►

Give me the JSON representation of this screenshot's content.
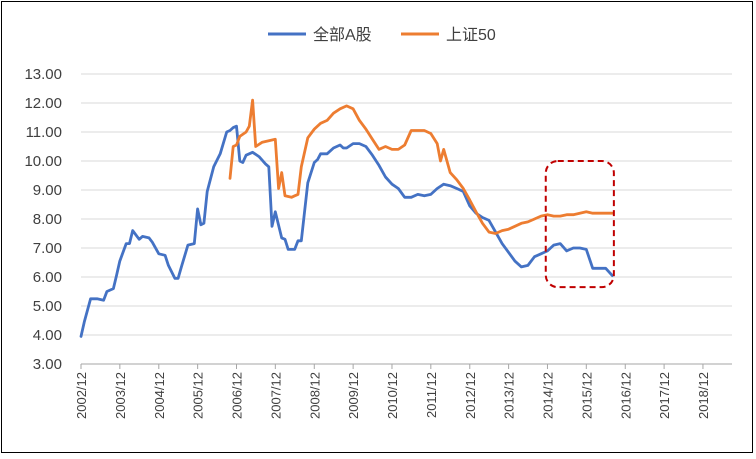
{
  "chart_data": {
    "type": "line",
    "ylim": [
      3.0,
      13.0
    ],
    "y_ticks": [
      "3.00",
      "4.00",
      "5.00",
      "6.00",
      "7.00",
      "8.00",
      "9.00",
      "10.00",
      "11.00",
      "12.00",
      "13.00"
    ],
    "x_ticks": [
      "2002/12",
      "2003/12",
      "2004/12",
      "2005/12",
      "2006/12",
      "2007/12",
      "2008/12",
      "2009/12",
      "2010/12",
      "2011/12",
      "2012/12",
      "2013/12",
      "2014/12",
      "2015/12",
      "2016/12",
      "2017/12",
      "2018/12"
    ],
    "grid": true,
    "legend_position": "top",
    "series": [
      {
        "name": "全部A股",
        "color": "#4472C4",
        "points": [
          [
            "2002-12-31",
            3.95
          ],
          [
            "2003-01-31",
            4.45
          ],
          [
            "2003-03-31",
            5.25
          ],
          [
            "2003-05-31",
            5.25
          ],
          [
            "2003-07-31",
            5.2
          ],
          [
            "2003-08-31",
            5.5
          ],
          [
            "2003-10-31",
            5.6
          ],
          [
            "2003-11-30",
            6.05
          ],
          [
            "2003-12-31",
            6.55
          ],
          [
            "2004-02-29",
            7.15
          ],
          [
            "2004-03-31",
            7.15
          ],
          [
            "2004-04-30",
            7.6
          ],
          [
            "2004-06-30",
            7.3
          ],
          [
            "2004-07-31",
            7.4
          ],
          [
            "2004-09-30",
            7.35
          ],
          [
            "2004-10-31",
            7.2
          ],
          [
            "2004-12-31",
            6.8
          ],
          [
            "2005-02-28",
            6.75
          ],
          [
            "2005-03-31",
            6.4
          ],
          [
            "2005-05-31",
            5.95
          ],
          [
            "2005-06-30",
            5.95
          ],
          [
            "2005-07-31",
            6.35
          ],
          [
            "2005-09-30",
            7.1
          ],
          [
            "2005-11-30",
            7.15
          ],
          [
            "2005-12-31",
            8.35
          ],
          [
            "2006-01-31",
            7.8
          ],
          [
            "2006-02-28",
            7.85
          ],
          [
            "2006-03-31",
            8.95
          ],
          [
            "2006-05-31",
            9.8
          ],
          [
            "2006-07-31",
            10.25
          ],
          [
            "2006-09-30",
            11.0
          ],
          [
            "2006-10-31",
            11.05
          ],
          [
            "2006-11-30",
            11.15
          ],
          [
            "2006-12-31",
            11.2
          ],
          [
            "2007-01-31",
            10.0
          ],
          [
            "2007-02-28",
            9.95
          ],
          [
            "2007-03-31",
            10.2
          ],
          [
            "2007-05-31",
            10.3
          ],
          [
            "2007-07-31",
            10.15
          ],
          [
            "2007-09-30",
            9.9
          ],
          [
            "2007-10-31",
            9.8
          ],
          [
            "2007-11-30",
            7.75
          ],
          [
            "2007-12-31",
            8.25
          ],
          [
            "2008-02-29",
            7.35
          ],
          [
            "2008-03-31",
            7.3
          ],
          [
            "2008-04-30",
            6.95
          ],
          [
            "2008-06-30",
            6.95
          ],
          [
            "2008-07-31",
            7.25
          ],
          [
            "2008-08-31",
            7.25
          ],
          [
            "2008-10-31",
            9.25
          ],
          [
            "2008-12-31",
            9.95
          ],
          [
            "2009-01-31",
            10.05
          ],
          [
            "2009-02-28",
            10.25
          ],
          [
            "2009-04-30",
            10.25
          ],
          [
            "2009-06-30",
            10.45
          ],
          [
            "2009-08-31",
            10.55
          ],
          [
            "2009-09-30",
            10.45
          ],
          [
            "2009-10-31",
            10.45
          ],
          [
            "2009-12-31",
            10.6
          ],
          [
            "2010-02-28",
            10.6
          ],
          [
            "2010-04-30",
            10.5
          ],
          [
            "2010-06-30",
            10.2
          ],
          [
            "2010-08-31",
            9.85
          ],
          [
            "2010-10-31",
            9.45
          ],
          [
            "2010-12-31",
            9.2
          ],
          [
            "2011-02-28",
            9.05
          ],
          [
            "2011-04-30",
            8.75
          ],
          [
            "2011-06-30",
            8.75
          ],
          [
            "2011-08-31",
            8.85
          ],
          [
            "2011-10-31",
            8.8
          ],
          [
            "2011-12-31",
            8.85
          ],
          [
            "2012-02-29",
            9.05
          ],
          [
            "2012-04-30",
            9.2
          ],
          [
            "2012-06-30",
            9.15
          ],
          [
            "2012-08-31",
            9.05
          ],
          [
            "2012-10-31",
            8.95
          ],
          [
            "2012-12-31",
            8.45
          ],
          [
            "2013-02-28",
            8.2
          ],
          [
            "2013-04-30",
            8.05
          ],
          [
            "2013-06-30",
            7.95
          ],
          [
            "2013-08-31",
            7.55
          ],
          [
            "2013-10-31",
            7.15
          ],
          [
            "2013-12-31",
            6.85
          ],
          [
            "2014-02-28",
            6.55
          ],
          [
            "2014-04-30",
            6.35
          ],
          [
            "2014-06-30",
            6.4
          ],
          [
            "2014-08-31",
            6.7
          ],
          [
            "2014-10-31",
            6.8
          ],
          [
            "2014-12-31",
            6.9
          ],
          [
            "2015-02-28",
            7.1
          ],
          [
            "2015-04-30",
            7.15
          ],
          [
            "2015-06-30",
            6.9
          ],
          [
            "2015-08-31",
            7.0
          ],
          [
            "2015-10-31",
            7.0
          ],
          [
            "2015-12-31",
            6.95
          ],
          [
            "2016-02-29",
            6.3
          ],
          [
            "2016-04-30",
            6.3
          ],
          [
            "2016-06-30",
            6.3
          ],
          [
            "2016-08-31",
            6.05
          ]
        ]
      },
      {
        "name": "上证50",
        "color": "#ED7D31",
        "points": [
          [
            "2006-10-31",
            9.4
          ],
          [
            "2006-11-30",
            10.5
          ],
          [
            "2006-12-31",
            10.55
          ],
          [
            "2007-01-31",
            10.85
          ],
          [
            "2007-03-31",
            11.0
          ],
          [
            "2007-04-30",
            11.2
          ],
          [
            "2007-05-31",
            12.1
          ],
          [
            "2007-06-30",
            10.5
          ],
          [
            "2007-08-31",
            10.65
          ],
          [
            "2007-10-31",
            10.7
          ],
          [
            "2007-12-31",
            10.75
          ],
          [
            "2008-01-31",
            9.05
          ],
          [
            "2008-02-29",
            9.6
          ],
          [
            "2008-03-31",
            8.8
          ],
          [
            "2008-05-31",
            8.75
          ],
          [
            "2008-06-30",
            8.8
          ],
          [
            "2008-07-31",
            8.85
          ],
          [
            "2008-08-31",
            9.8
          ],
          [
            "2008-10-31",
            10.8
          ],
          [
            "2008-12-31",
            11.1
          ],
          [
            "2009-02-28",
            11.3
          ],
          [
            "2009-04-30",
            11.4
          ],
          [
            "2009-06-30",
            11.65
          ],
          [
            "2009-08-31",
            11.8
          ],
          [
            "2009-10-31",
            11.9
          ],
          [
            "2009-12-31",
            11.8
          ],
          [
            "2010-02-28",
            11.4
          ],
          [
            "2010-04-30",
            11.1
          ],
          [
            "2010-06-30",
            10.75
          ],
          [
            "2010-08-31",
            10.4
          ],
          [
            "2010-10-31",
            10.5
          ],
          [
            "2010-12-31",
            10.4
          ],
          [
            "2011-02-28",
            10.4
          ],
          [
            "2011-04-30",
            10.55
          ],
          [
            "2011-06-30",
            11.05
          ],
          [
            "2011-08-31",
            11.05
          ],
          [
            "2011-10-31",
            11.05
          ],
          [
            "2011-12-31",
            10.95
          ],
          [
            "2012-02-29",
            10.6
          ],
          [
            "2012-03-31",
            10.0
          ],
          [
            "2012-04-30",
            10.4
          ],
          [
            "2012-06-30",
            9.6
          ],
          [
            "2012-08-31",
            9.35
          ],
          [
            "2012-10-31",
            9.05
          ],
          [
            "2012-12-31",
            8.65
          ],
          [
            "2013-02-28",
            8.25
          ],
          [
            "2013-04-30",
            7.85
          ],
          [
            "2013-06-30",
            7.55
          ],
          [
            "2013-08-31",
            7.5
          ],
          [
            "2013-10-31",
            7.6
          ],
          [
            "2013-12-31",
            7.65
          ],
          [
            "2014-02-28",
            7.75
          ],
          [
            "2014-04-30",
            7.85
          ],
          [
            "2014-06-30",
            7.9
          ],
          [
            "2014-08-31",
            8.0
          ],
          [
            "2014-10-31",
            8.1
          ],
          [
            "2014-12-31",
            8.15
          ],
          [
            "2015-02-28",
            8.1
          ],
          [
            "2015-04-30",
            8.1
          ],
          [
            "2015-06-30",
            8.15
          ],
          [
            "2015-08-31",
            8.15
          ],
          [
            "2015-10-31",
            8.2
          ],
          [
            "2015-12-31",
            8.25
          ],
          [
            "2016-02-29",
            8.2
          ],
          [
            "2016-04-30",
            8.2
          ],
          [
            "2016-06-30",
            8.2
          ],
          [
            "2016-08-31",
            8.2
          ]
        ]
      }
    ],
    "annotation": {
      "type": "dashed-rounded-rect",
      "color": "#C00000",
      "x_range": [
        "2014-12-15",
        "2016-09-15"
      ],
      "y_range": [
        5.65,
        10.0
      ]
    }
  }
}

◄

* _WHAT YOU WILL DO_
List the lines of the entries that include "color".

* _WRITTEN REPLY_
        "color": "#4472C4",
        "color": "#ED7D31",
      "color": "#C00000",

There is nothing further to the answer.